_Material for this task:_
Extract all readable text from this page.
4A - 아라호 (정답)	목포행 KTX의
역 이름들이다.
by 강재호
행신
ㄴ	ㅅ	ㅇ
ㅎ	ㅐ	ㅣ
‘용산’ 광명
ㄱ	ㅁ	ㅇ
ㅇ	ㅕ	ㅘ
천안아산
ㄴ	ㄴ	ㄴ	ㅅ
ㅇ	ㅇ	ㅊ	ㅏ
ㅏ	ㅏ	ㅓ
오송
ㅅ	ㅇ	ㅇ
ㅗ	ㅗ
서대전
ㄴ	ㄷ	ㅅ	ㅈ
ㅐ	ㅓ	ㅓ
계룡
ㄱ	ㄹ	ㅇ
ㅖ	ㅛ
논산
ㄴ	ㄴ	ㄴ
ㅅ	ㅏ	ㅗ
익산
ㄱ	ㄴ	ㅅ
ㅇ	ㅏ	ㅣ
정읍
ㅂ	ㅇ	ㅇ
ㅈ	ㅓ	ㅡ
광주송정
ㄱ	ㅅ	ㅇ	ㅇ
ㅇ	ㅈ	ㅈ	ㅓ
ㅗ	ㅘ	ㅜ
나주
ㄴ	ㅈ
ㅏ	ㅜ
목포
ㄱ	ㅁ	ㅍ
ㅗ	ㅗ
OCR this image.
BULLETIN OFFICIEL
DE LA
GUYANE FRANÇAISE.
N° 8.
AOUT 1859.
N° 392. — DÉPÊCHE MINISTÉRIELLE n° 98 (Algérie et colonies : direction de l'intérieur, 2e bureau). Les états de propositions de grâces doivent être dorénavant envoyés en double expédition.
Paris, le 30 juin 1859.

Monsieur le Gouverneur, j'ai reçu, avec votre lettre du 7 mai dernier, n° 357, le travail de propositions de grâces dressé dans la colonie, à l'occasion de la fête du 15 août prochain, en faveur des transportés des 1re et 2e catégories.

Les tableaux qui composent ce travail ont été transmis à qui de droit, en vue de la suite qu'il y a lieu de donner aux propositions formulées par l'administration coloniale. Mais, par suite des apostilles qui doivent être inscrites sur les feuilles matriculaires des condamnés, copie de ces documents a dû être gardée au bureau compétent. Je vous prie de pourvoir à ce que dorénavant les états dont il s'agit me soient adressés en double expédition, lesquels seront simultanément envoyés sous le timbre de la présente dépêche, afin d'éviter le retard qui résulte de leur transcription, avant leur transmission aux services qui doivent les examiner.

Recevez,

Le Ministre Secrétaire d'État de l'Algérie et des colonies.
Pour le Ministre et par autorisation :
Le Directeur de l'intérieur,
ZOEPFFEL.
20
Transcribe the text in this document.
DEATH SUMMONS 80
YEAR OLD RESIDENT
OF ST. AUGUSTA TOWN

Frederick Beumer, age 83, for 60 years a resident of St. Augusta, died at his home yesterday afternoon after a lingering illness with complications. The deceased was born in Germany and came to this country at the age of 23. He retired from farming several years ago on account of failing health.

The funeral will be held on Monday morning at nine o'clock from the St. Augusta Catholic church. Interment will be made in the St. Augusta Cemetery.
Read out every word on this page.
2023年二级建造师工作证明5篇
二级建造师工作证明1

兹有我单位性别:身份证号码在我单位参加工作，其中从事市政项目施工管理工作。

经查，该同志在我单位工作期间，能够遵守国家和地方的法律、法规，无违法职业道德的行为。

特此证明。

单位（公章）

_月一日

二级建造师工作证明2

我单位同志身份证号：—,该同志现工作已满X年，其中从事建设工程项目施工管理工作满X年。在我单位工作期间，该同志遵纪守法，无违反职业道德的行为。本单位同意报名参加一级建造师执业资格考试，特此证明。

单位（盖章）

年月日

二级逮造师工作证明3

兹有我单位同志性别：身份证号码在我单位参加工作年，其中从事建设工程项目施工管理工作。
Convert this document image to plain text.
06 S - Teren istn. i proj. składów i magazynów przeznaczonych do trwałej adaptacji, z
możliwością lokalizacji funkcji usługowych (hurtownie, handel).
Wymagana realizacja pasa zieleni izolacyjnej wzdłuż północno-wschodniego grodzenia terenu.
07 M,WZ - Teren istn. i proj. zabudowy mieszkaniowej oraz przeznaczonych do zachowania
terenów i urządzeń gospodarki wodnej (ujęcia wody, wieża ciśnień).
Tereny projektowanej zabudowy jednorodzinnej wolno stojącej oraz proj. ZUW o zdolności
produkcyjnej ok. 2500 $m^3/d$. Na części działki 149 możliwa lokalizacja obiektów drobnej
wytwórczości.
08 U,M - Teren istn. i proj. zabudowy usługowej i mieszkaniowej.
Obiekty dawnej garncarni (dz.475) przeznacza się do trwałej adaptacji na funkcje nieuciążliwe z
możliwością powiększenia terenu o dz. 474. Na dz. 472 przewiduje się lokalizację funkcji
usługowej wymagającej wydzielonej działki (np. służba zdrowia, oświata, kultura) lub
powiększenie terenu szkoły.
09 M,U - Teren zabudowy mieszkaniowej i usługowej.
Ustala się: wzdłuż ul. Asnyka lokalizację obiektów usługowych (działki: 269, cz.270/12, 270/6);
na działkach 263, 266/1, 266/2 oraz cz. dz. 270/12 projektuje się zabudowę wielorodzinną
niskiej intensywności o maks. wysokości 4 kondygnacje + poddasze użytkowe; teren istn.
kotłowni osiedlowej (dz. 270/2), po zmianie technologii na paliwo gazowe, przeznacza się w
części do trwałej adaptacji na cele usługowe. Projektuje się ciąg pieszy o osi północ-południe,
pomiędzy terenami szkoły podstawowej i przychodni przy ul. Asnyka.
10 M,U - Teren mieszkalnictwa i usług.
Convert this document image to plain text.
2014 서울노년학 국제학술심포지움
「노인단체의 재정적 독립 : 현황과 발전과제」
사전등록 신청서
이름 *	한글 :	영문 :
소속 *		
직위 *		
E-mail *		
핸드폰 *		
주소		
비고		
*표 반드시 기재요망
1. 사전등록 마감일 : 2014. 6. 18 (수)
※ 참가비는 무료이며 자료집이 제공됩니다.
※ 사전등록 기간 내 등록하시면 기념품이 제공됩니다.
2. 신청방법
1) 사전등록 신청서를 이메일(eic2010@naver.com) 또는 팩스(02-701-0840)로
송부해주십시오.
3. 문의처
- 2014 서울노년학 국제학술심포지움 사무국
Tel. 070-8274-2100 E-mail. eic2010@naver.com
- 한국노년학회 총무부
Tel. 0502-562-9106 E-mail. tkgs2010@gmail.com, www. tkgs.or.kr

_Work required:_ Among these entries, how many lines include the string "mail"? Reply with the number by itself.

_Solved problem:_ 3